YOUR OBJECTIVE:
Go through the data below and gather each line containing "зависимости".

RECORDS SHOWN:
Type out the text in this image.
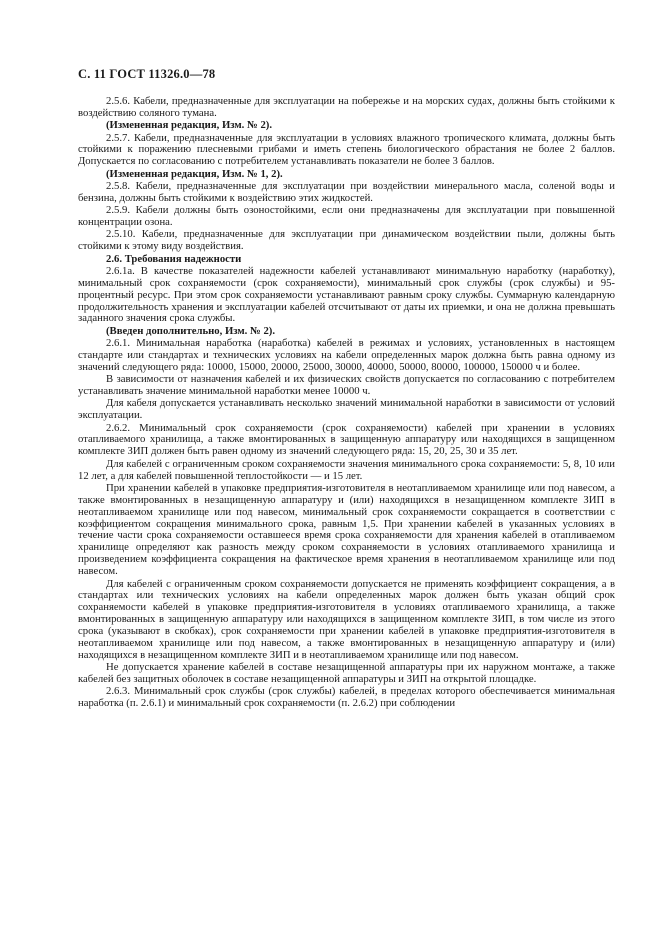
С. 11 ГОСТ 11326.0—78

2.5.6. Кабели, предназначенные для эксплуатации на побережье и на морских судах, должны быть стойкими к воздействию соляного тумана.

(Измененная редакция, Изм. № 2).

2.5.7. Кабели, предназначенные для эксплуатации в условиях влажного тропического климата, должны быть стойкими к поражению плесневыми грибами и иметь степень биологического обрастания не более 2 баллов. Допускается по согласованию с потребителем устанавливать показатели не более 3 баллов.

(Измененная редакция, Изм. № 1, 2).

2.5.8. Кабели, предназначенные для эксплуатации при воздействии минерального масла, соленой воды и бензина, должны быть стойкими к воздействию этих жидкостей.

2.5.9. Кабели должны быть озоностойкими, если они предназначены для эксплуатации при повышенной концентрации озона.

2.5.10. Кабели, предназначенные для эксплуатации при динамическом воздействии пыли, должны быть стойкими к этому виду воздействия.

2.6. Требования надежности

2.6.1а. В качестве показателей надежности кабелей устанавливают минимальную наработку (наработку), минимальный срок сохраняемости (срок сохраняемости), минимальный срок службы (срок службы) и 95-процентный ресурс. При этом срок сохраняемости устанавливают равным сроку службы. Суммарную календарную продолжительность хранения и эксплуатации кабелей отсчитывают от даты их приемки, и она не должна превышать заданного значения срока службы.

(Введен дополнительно, Изм. № 2).

2.6.1. Минимальная наработка (наработка) кабелей в режимах и условиях, установленных в настоящем стандарте или стандартах и технических условиях на кабели определенных марок должна быть равна одному из значений следующего ряда: 10000, 15000, 20000, 25000, 30000, 40000, 50000, 80000, 100000, 150000 ч и более.

В зависимости от назначения кабелей и их физических свойств допускается по согласованию с потребителем устанавливать значение минимальной наработки менее 10000 ч.

Для кабеля допускается устанавливать несколько значений минимальной наработки в зависимости от условий эксплуатации.

2.6.2. Минимальный срок сохраняемости (срок сохраняемости) кабелей при хранении в условиях отапливаемого хранилища, а также вмонтированных в защищенную аппаратуру или находящихся в защищенном комплекте ЗИП должен быть равен одному из значений следующего ряда: 15, 20, 25, 30 и 35 лет.

Для кабелей с ограниченным сроком сохраняемости значения минимального срока сохраняемости: 5, 8, 10 или 12 лет, а для кабелей повышенной теплостойкости — и 15 лет.

При хранении кабелей в упаковке предприятия-изготовителя в неотапливаемом хранилище или под навесом, а также вмонтированных в незащищенную аппаратуру и (или) находящихся в незащищенном комплекте ЗИП в неотапливаемом хранилище или под навесом, минимальный срок сохраняемости сокращается в соответствии с коэффициентом сокращения минимального срока, равным 1,5. При хранении кабелей в указанных условиях в течение части срока сохраняемости оставшееся время срока сохраняемости для хранения кабелей в отапливаемом хранилище определяют как разность между сроком сохраняемости в условиях отапливаемого хранилища и произведением коэффициента сокращения на фактическое время хранения в неотапливаемом хранилище или под навесом.

Для кабелей с ограниченным сроком сохраняемости допускается не применять коэффициент сокращения, а в стандартах или технических условиях на кабели определенных марок должен быть указан общий срок сохраняемости кабелей в упаковке предприятия-изготовителя в условиях отапливаемого хранилища, а также вмонтированных в защищенную аппаратуру или находящихся в защищенном комплекте ЗИП, в том числе из этого срока (указывают в скобках), срок сохраняемости при хранении кабелей в упаковке предприятия-изготовителя в неотапливаемом хранилище или под навесом, а также вмонтированных в незащищенную аппаратуру и (или) находящихся в незащищенном комплекте ЗИП и в неотапливаемом хранилище или под навесом.

Не допускается хранение кабелей в составе незащищенной аппаратуры при их наружном монтаже, а также кабелей без защитных оболочек в составе незащищенной аппаратуры и ЗИП на открытой площадке.

2.6.3. Минимальный срок службы (срок службы) кабелей, в пределах которого обеспечивается минимальная наработка (п. 2.6.1) и минимальный срок сохраняемости (п. 2.6.2) при соблюдении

RESULT FOR THIS EXERCISE:
В зависимости от назначения кабелей и их физических свойств допускается по согласованию с потребителем устанавливать значение минимальной наработки менее 10000 ч.
Для кабеля допускается устанавливать несколько значений минимальной наработки в зависимости от условий эксплуатации.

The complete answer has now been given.